* _Task to complete_
Only the number is wanted: tally the lines below that contain the word "output".

* _Dataset rows_
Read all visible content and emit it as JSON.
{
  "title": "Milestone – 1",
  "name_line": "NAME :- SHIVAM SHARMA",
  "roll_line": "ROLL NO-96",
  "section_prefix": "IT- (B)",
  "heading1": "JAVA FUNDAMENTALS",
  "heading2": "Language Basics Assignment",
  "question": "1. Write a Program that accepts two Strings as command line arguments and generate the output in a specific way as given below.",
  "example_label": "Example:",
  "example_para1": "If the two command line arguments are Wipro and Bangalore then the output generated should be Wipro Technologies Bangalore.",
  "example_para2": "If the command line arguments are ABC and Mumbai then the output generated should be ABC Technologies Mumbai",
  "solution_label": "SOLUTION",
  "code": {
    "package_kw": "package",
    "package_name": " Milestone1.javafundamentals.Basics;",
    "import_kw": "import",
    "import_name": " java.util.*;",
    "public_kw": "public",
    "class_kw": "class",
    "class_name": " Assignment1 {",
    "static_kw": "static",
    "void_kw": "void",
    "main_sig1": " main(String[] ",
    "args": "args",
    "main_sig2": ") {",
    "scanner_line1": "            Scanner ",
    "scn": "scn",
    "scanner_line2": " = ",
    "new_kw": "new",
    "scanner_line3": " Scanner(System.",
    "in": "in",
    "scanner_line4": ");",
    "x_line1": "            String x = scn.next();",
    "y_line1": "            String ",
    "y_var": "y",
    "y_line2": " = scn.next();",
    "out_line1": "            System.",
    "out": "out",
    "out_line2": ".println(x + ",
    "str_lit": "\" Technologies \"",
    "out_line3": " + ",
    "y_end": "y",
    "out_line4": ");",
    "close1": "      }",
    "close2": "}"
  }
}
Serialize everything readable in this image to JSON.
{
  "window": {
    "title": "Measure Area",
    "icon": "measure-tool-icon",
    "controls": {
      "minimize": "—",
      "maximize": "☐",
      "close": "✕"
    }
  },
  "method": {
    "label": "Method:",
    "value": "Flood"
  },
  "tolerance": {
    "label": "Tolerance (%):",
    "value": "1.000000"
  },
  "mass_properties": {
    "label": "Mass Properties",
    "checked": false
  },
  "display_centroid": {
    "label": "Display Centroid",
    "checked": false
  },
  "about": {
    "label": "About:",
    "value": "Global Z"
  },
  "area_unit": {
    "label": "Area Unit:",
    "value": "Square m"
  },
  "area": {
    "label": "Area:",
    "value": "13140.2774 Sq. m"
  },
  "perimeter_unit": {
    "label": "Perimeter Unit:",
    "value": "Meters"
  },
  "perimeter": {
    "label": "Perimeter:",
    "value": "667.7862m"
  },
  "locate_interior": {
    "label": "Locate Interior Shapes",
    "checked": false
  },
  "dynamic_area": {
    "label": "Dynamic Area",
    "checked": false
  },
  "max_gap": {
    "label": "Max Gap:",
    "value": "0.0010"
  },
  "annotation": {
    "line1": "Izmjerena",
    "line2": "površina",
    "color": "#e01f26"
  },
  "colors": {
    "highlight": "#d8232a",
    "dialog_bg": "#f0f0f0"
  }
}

* _Task answer_
3